#### Selected text
Briefly: when you are at an interactive prompt and you import a module or function, you are adding it to the global SessionState. That is what I need to do to load my profile, but can’t normally do in an event handler or runspace.

So, I capture the global state:

$GlobalState = [psmoduleinfo]::new($false)
$GlobalState.SessionState = $ExecutionContext.SessionState

Then I start a runspace and pass in the global state:

Start-ThreadJob pulls in the ThreadJob module, but it is very fast to import

$Job = Start-ThreadJob -Name TestJob -ArgumentList $GlobalState -ScriptBlock {
    $GlobalState = $args[0]
}

In the runspace, I dot-source my profile in the context of the global state:

$Job = Start-ThreadJob -Name TestJob -ArgumentList $GlobalState -ScriptBlock {
    $GlobalState = $args[0]
    . $GlobalState {
        . "$HOME/.local/share/chezmoi/Console.ps1"
        . "$HOME/.local/share/chezmoi/git_helpers.ps1"
    }
}

…and bingo, when the job completes, the functions, aliases, variables and modules from my dot-sourced scripts are all available!

Even better: the functionality is incrementally available, so I can put rarely-used stuff towards the tail and still have my git helpers imported in milliseconds.

There is a bug, though. As written, the job always errors with, typically, “Unable to find command Import-Module” or similar. You see this error when you call Receive-Job. This only happens when starting a new shell, not when testing in a warm shell, so I suspect it’s related to Powershell’s initialisation sequence. A wait fixes the issue:

do {Start-Sleep -Milliseconds 200} until (Get-Command Import-Module -ErrorAction Ignore)

That wait needs to go inside the scriptblock that’s running in the global session state, and it needs to be a do-while - I could not get it to work without an initial wait.

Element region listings
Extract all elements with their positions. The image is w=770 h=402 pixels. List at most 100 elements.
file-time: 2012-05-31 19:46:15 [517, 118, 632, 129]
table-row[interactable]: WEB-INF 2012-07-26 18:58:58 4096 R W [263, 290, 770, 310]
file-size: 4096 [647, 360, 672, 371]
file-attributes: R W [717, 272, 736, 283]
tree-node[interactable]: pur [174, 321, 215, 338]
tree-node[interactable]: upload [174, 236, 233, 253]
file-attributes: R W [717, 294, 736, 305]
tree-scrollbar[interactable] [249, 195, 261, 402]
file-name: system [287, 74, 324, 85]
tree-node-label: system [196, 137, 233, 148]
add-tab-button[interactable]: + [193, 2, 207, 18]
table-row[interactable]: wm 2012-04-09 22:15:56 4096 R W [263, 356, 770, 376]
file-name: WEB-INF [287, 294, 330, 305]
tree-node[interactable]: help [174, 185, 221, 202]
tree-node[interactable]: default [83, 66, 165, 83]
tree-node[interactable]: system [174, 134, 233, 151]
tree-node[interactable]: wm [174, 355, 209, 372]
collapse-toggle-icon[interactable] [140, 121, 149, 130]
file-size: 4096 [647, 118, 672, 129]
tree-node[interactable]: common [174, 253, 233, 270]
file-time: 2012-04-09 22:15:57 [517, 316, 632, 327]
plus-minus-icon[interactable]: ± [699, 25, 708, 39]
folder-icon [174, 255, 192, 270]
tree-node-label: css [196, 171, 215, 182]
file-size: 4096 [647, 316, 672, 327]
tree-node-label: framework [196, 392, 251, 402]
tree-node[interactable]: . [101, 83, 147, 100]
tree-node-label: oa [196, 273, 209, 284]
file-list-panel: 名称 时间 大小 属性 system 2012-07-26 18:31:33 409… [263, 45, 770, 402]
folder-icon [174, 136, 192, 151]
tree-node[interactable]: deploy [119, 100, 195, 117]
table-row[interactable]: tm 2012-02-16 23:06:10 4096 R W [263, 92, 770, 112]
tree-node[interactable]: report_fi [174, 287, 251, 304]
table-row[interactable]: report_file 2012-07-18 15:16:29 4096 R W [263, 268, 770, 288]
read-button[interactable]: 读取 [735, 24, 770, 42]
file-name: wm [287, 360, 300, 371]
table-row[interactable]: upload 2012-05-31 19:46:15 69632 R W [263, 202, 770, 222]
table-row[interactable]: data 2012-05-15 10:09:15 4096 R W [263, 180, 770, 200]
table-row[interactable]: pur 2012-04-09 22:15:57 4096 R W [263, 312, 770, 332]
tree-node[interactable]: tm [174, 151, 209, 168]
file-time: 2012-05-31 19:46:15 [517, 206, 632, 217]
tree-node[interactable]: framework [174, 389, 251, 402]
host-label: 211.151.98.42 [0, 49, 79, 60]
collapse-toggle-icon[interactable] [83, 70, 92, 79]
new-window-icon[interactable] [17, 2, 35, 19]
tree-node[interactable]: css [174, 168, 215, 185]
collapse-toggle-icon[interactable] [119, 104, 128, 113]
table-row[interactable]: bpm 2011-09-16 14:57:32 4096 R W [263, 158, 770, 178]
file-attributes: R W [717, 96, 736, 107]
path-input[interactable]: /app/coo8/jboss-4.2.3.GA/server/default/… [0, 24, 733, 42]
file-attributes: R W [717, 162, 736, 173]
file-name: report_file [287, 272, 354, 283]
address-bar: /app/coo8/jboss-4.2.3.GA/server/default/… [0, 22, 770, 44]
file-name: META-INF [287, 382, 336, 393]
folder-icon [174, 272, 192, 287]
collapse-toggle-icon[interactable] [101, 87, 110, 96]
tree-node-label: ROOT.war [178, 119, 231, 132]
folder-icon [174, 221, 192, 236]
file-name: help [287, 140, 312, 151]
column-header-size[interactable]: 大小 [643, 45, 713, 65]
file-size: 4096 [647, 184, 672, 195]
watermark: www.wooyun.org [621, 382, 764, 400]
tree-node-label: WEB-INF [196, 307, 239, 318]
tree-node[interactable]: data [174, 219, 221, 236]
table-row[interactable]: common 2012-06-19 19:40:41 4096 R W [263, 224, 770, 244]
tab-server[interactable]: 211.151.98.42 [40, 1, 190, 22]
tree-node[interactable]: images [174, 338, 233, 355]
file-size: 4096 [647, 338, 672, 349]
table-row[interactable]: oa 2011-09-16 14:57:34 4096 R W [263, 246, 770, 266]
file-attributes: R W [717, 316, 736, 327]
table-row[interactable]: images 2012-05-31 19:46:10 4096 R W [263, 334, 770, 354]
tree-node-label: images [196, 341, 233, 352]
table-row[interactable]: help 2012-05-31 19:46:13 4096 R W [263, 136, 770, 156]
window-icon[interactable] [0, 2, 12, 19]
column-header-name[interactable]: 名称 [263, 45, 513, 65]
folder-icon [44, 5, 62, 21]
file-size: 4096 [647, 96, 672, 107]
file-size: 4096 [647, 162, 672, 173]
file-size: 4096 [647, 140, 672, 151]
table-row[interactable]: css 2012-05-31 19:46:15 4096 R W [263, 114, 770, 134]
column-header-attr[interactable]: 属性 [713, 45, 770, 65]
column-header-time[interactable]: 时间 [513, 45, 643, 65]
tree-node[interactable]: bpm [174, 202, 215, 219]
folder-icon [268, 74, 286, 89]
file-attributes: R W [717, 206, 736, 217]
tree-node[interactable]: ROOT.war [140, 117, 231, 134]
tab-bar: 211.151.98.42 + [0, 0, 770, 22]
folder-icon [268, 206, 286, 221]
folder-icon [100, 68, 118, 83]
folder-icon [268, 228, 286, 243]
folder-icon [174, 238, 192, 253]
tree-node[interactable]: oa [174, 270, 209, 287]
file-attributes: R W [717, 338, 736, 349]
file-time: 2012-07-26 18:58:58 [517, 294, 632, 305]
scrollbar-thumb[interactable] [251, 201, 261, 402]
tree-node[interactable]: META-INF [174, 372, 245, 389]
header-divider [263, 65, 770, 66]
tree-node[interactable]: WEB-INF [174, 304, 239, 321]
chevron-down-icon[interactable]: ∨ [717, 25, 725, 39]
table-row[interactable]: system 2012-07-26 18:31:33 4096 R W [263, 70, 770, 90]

#### Task details
Rewrite the passage on loading a PowerShell profile in a runspace, beginning at "Briefly: when you" and ending after "handler or runspace.", with "interactive prompt" changed to "interactive console" throughout.

#### Result for this exercise
Briefly: when you are at an interactive console and you import a module or function, you are adding it to the global SessionState. That is what I need to do to load my profile, but can’t normally do in an event handler or runspace.